**Exercise brief**
Work out how many lines hold "respective". Give the number and nothing else.

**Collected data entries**
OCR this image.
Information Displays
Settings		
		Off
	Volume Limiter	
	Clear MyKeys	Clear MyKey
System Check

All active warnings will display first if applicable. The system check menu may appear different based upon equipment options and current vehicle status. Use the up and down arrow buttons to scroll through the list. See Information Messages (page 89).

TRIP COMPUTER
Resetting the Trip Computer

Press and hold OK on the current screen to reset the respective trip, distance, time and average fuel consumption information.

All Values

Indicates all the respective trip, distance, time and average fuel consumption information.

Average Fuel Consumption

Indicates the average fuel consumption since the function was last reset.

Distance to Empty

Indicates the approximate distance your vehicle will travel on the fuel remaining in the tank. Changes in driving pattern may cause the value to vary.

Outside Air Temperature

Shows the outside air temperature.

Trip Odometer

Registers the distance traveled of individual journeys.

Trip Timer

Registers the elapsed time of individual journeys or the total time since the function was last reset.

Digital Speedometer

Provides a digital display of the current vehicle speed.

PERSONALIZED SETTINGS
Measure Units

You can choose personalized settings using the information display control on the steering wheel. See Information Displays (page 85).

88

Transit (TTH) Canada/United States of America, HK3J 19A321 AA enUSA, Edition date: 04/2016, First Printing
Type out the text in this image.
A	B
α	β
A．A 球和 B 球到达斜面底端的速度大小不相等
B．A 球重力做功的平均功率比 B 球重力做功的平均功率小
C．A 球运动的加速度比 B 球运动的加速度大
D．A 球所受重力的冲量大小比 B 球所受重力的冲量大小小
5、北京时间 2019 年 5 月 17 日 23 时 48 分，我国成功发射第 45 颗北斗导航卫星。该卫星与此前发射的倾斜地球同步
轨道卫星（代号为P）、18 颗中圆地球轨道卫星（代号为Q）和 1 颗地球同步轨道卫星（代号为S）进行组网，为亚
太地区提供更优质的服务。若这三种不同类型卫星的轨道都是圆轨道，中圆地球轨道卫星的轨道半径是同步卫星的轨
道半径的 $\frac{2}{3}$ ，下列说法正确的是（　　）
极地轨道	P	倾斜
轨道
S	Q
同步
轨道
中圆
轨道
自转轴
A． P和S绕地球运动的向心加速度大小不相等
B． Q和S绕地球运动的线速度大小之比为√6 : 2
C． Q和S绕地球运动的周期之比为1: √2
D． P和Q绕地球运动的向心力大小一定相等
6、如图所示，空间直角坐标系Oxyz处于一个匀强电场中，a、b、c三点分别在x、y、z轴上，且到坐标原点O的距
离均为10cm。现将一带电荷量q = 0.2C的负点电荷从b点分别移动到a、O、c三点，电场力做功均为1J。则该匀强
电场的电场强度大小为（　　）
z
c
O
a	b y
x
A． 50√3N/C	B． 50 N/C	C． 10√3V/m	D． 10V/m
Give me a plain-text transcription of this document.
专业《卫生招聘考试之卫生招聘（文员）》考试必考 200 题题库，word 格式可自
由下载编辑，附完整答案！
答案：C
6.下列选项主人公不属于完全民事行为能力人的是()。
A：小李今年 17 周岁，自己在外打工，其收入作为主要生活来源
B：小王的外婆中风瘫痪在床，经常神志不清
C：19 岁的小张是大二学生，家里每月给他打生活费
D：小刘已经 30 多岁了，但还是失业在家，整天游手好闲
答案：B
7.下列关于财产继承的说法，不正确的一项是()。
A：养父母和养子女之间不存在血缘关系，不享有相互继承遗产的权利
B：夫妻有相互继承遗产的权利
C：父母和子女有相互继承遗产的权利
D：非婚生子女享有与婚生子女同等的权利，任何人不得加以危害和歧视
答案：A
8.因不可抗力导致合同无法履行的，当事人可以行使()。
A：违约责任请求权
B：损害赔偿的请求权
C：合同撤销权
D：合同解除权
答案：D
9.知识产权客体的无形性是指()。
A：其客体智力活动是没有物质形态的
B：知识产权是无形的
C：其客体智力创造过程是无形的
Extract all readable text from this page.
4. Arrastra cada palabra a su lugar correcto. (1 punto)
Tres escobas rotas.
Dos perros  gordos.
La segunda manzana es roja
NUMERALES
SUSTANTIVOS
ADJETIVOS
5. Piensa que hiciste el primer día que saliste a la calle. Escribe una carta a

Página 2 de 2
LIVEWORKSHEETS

**Solution for this task**
2